# [TASK INSTRUCTIONS]
Copy every line of the data that includes the string "JSON".

-.-.-

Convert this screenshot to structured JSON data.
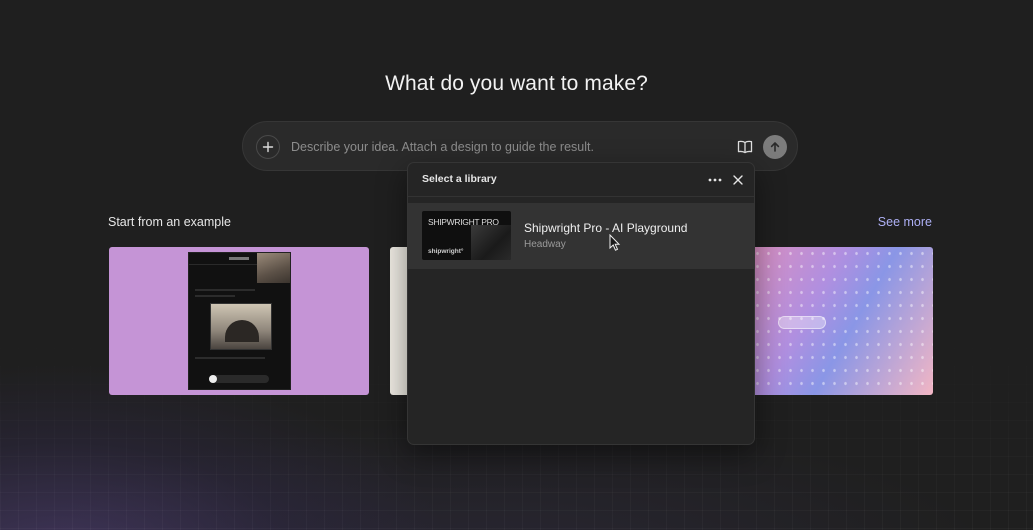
{
  "headline": "What do you want to make?",
  "prompt": {
    "placeholder": "Describe your idea. Attach a design to guide the result.",
    "value": "",
    "icons": {
      "add": "plus-icon",
      "library": "book-icon",
      "send": "arrow-up-icon"
    }
  },
  "examples": {
    "title": "Start from an example",
    "see_more_label": "See more"
  },
  "library_popup": {
    "title": "Select a library",
    "icons": {
      "more": "more-horizontal-icon",
      "close": "close-icon"
    },
    "items": [
      {
        "name": "Shipwright Pro - AI Playground",
        "owner": "Headway",
        "thumbnail_title": "SHIPWRIGHT PRO",
        "thumbnail_sub": "shipwright°"
      }
    ]
  },
  "colors": {
    "background": "#1f1f1f",
    "accent_link": "#aeb0f5",
    "popup_bg": "#252525",
    "selected_row": "#333333",
    "card_purple": "#c594d6"
  }
}
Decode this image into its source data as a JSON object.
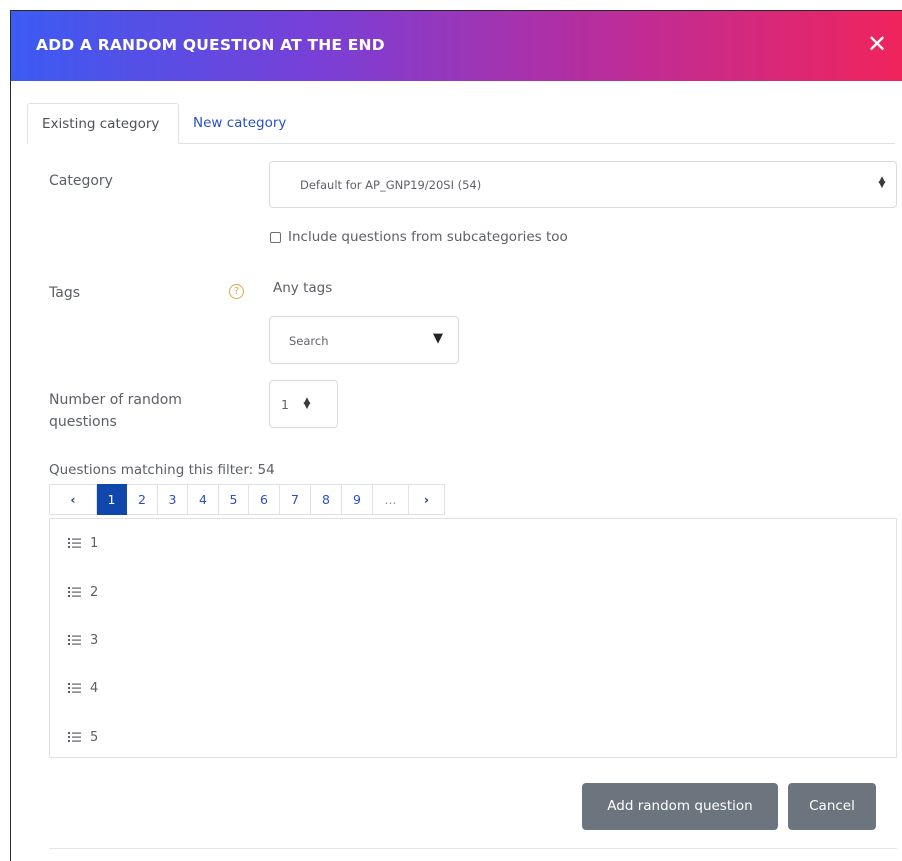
{
  "modal": {
    "title": "ADD A RANDOM QUESTION AT THE END",
    "close_glyph": "✕"
  },
  "tabs": [
    {
      "label": "Existing category",
      "active": true
    },
    {
      "label": "New category",
      "active": false
    }
  ],
  "form": {
    "category_label": "Category",
    "category_value": "Default for AP_GNP19/20SI (54)",
    "include_subcategories_label": "Include questions from subcategories too",
    "include_subcategories_checked": false,
    "tags_label": "Tags",
    "tags_help_glyph": "?",
    "tags_value": "Any tags",
    "tags_search_placeholder": "Search",
    "tags_dropdown_glyph": "▼",
    "number_label": "Number of random questions",
    "number_value": "1"
  },
  "filter": {
    "matching_text": "Questions matching this filter: 54"
  },
  "pagination": {
    "prev": "‹",
    "next": "›",
    "pages": [
      "1",
      "2",
      "3",
      "4",
      "5",
      "6",
      "7",
      "8",
      "9",
      "..."
    ],
    "current": "1"
  },
  "questions": [
    "1",
    "2",
    "3",
    "4",
    "5"
  ],
  "buttons": {
    "add": "Add random question",
    "cancel": "Cancel"
  },
  "colors": {
    "header_gradient_start": "#3b5bf2",
    "header_gradient_end": "#f0245c",
    "link": "#2b50c4",
    "active_page": "#0f47ad",
    "button": "#6c757d"
  }
}
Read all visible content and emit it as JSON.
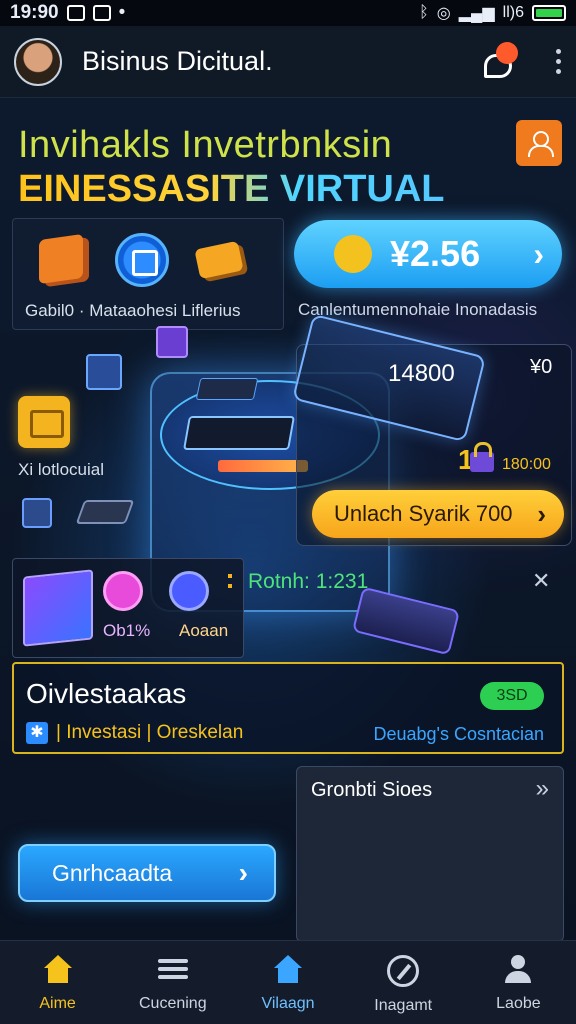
{
  "status_bar": {
    "time": "19:90",
    "network_label": "ll)6"
  },
  "header": {
    "title": "Bisinus Dicitual."
  },
  "hero": {
    "line1": "Invihakls Invetrbnksin",
    "line2": "EINESSASITE VIRTUAL"
  },
  "quick_tiles": {
    "label": "Gabil0 · Mataaohesi Liflerius"
  },
  "balance": {
    "value": "¥2.56",
    "caption": "Canlentumennohaie Inonadasis"
  },
  "side_feature": {
    "label": "Xi lotlocuial"
  },
  "offer": {
    "amount": "14800",
    "currency": "¥0",
    "prefix": "1",
    "tag": "180:00",
    "button_label": "Unlach Syarik 700"
  },
  "stats": {
    "label1": "Ob1%",
    "label2": "Aoaan",
    "ratio": "Rotnh: 1:231"
  },
  "investments": {
    "title": "Oivlestaakas",
    "badge": "3SD",
    "subtitle": "| Investasi | Oreskelan",
    "link": "Deuabg's Cosntacian"
  },
  "growth": {
    "title": "Gronbti Sioes"
  },
  "cta": {
    "label": "Gnrhcaadta"
  },
  "nav": {
    "items": [
      {
        "label": "Aime",
        "icon": "home-icon"
      },
      {
        "label": "Cucening",
        "icon": "list-icon"
      },
      {
        "label": "Vilaagn",
        "icon": "home-icon"
      },
      {
        "label": "Inagamt",
        "icon": "compass-icon"
      },
      {
        "label": "Laobe",
        "icon": "person-icon"
      }
    ]
  },
  "colors": {
    "accent_yellow": "#f6c21c",
    "accent_blue": "#1c9ef2",
    "success_green": "#2dcf52",
    "background": "#0b1424"
  }
}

-.-.-

# [PROBLEM SOLUTION]
Convert this screenshot to structured JSON data.
Decode this image into its source data as a JSON object.
Read all visible content and emit it as JSON.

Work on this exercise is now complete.